== ROWS ==
--- start ---

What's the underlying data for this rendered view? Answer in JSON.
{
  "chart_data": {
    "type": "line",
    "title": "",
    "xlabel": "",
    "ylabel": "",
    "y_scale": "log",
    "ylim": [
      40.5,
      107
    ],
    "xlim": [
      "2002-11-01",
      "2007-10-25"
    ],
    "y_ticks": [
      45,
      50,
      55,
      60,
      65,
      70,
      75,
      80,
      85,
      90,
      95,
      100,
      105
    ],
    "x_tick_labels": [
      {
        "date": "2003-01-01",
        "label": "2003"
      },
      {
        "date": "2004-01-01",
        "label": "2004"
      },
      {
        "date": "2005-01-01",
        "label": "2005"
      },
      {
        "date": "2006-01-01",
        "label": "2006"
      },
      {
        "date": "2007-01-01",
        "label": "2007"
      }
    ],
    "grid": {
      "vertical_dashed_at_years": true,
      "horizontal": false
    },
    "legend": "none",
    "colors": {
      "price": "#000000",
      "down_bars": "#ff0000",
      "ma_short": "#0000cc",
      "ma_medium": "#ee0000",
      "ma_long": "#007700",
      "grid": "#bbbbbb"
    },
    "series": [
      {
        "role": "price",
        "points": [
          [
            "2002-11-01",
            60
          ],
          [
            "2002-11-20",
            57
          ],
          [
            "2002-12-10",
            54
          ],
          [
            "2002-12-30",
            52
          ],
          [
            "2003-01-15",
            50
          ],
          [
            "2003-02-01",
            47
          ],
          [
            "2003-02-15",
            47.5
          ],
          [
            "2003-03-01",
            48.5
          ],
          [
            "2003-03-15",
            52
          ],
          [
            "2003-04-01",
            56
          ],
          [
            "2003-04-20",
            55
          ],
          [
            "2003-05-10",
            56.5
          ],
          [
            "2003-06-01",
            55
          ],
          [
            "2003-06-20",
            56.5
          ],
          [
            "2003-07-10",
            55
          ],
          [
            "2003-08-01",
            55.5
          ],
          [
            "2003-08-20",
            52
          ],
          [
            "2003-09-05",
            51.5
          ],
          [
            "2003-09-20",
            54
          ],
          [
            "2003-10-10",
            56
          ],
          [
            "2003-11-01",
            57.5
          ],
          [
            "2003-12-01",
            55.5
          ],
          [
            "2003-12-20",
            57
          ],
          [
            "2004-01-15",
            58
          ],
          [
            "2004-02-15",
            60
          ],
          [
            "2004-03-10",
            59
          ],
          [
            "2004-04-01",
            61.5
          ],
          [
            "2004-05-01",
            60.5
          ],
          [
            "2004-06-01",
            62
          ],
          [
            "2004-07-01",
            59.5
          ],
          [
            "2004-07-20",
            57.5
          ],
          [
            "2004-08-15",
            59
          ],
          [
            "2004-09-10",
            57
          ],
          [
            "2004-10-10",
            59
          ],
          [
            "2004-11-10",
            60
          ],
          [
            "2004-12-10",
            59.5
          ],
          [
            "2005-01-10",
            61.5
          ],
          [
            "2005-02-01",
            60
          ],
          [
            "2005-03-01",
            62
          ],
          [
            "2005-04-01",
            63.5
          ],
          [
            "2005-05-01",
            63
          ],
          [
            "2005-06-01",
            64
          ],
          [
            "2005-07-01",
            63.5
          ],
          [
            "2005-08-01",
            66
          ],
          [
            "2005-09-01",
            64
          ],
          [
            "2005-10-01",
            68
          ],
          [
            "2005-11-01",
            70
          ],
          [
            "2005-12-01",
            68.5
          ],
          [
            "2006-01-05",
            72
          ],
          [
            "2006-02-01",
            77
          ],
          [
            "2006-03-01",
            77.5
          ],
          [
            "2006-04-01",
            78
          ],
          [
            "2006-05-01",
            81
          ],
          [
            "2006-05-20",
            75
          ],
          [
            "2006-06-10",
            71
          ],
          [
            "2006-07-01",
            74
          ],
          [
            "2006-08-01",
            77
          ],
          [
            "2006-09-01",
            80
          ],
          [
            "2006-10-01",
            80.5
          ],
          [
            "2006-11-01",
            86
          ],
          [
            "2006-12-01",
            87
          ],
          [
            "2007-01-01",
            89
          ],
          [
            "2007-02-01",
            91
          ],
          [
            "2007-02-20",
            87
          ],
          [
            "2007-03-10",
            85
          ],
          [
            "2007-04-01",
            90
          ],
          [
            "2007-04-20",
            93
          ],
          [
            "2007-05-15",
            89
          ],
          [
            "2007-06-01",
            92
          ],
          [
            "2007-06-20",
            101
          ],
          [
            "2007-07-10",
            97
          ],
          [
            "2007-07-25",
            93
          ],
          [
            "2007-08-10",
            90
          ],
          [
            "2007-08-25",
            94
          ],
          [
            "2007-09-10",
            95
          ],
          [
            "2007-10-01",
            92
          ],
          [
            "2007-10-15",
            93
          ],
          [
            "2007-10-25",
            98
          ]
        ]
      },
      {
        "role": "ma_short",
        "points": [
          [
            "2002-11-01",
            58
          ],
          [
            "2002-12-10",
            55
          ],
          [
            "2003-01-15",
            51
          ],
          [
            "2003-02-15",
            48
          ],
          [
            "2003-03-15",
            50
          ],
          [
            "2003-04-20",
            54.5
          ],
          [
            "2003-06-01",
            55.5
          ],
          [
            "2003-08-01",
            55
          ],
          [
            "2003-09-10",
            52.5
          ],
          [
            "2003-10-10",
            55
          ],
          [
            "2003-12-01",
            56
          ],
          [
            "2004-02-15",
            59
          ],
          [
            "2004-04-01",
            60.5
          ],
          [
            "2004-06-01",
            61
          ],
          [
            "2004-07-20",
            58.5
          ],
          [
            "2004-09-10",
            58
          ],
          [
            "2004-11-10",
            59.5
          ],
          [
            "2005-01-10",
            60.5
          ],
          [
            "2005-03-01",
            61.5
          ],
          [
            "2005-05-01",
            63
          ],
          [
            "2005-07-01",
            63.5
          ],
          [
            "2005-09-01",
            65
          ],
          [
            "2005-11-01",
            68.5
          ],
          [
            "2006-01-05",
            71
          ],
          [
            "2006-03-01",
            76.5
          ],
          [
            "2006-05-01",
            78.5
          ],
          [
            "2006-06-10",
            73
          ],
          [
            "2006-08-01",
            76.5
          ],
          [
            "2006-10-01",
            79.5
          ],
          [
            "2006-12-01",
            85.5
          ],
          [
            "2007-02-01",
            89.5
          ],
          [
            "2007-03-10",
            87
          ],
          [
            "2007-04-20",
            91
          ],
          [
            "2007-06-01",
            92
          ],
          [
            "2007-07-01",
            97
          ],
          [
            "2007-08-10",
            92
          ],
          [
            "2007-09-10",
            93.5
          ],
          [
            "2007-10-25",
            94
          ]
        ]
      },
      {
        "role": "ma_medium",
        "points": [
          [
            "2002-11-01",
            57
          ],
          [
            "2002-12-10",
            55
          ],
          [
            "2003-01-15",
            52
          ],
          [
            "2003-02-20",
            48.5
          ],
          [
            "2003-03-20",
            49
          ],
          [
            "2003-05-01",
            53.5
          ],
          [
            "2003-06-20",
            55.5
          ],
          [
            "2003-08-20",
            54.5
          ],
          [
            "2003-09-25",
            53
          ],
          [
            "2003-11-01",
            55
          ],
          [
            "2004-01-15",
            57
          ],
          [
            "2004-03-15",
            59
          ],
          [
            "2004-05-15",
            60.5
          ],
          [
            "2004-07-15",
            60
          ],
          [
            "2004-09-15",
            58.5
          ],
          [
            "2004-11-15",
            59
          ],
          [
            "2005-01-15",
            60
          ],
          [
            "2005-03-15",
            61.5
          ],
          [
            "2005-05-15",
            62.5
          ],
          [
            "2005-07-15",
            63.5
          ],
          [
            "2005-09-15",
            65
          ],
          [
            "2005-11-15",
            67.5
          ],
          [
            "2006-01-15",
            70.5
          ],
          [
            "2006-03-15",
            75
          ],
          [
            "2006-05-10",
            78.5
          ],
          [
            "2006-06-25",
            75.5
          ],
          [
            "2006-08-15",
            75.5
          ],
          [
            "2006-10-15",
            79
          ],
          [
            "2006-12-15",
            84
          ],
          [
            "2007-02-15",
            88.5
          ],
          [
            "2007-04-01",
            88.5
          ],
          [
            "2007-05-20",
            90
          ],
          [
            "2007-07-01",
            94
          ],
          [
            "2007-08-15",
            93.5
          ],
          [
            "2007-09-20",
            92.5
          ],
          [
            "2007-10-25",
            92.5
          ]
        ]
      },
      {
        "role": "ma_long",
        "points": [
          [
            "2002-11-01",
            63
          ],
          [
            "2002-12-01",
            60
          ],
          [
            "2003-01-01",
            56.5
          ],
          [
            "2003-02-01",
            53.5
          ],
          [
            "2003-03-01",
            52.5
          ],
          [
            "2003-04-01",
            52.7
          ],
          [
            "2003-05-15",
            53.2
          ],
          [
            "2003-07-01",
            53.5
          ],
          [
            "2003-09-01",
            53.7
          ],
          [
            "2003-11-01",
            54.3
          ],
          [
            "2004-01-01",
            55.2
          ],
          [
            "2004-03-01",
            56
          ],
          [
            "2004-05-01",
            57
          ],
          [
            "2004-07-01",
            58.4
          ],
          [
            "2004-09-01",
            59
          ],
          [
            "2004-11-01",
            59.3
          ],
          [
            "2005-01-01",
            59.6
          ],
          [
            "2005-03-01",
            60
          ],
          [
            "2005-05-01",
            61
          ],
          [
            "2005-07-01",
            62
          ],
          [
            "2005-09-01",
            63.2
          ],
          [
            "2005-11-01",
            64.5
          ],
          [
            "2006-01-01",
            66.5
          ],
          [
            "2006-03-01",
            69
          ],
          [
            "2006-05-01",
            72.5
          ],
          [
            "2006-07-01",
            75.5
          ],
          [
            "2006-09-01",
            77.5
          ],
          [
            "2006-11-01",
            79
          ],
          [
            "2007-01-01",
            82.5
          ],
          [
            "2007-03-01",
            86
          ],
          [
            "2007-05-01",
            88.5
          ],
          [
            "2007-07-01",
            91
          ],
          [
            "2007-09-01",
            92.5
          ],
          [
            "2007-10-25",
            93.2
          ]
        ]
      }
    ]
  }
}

--- end ---

== EXERCISE ==
Scan the lines above for "role", then copy every one that has it.

== FULL RESPONSE ==
        "role": "price",
        "role": "ma_short",
        "role": "ma_medium",
        "role": "ma_long",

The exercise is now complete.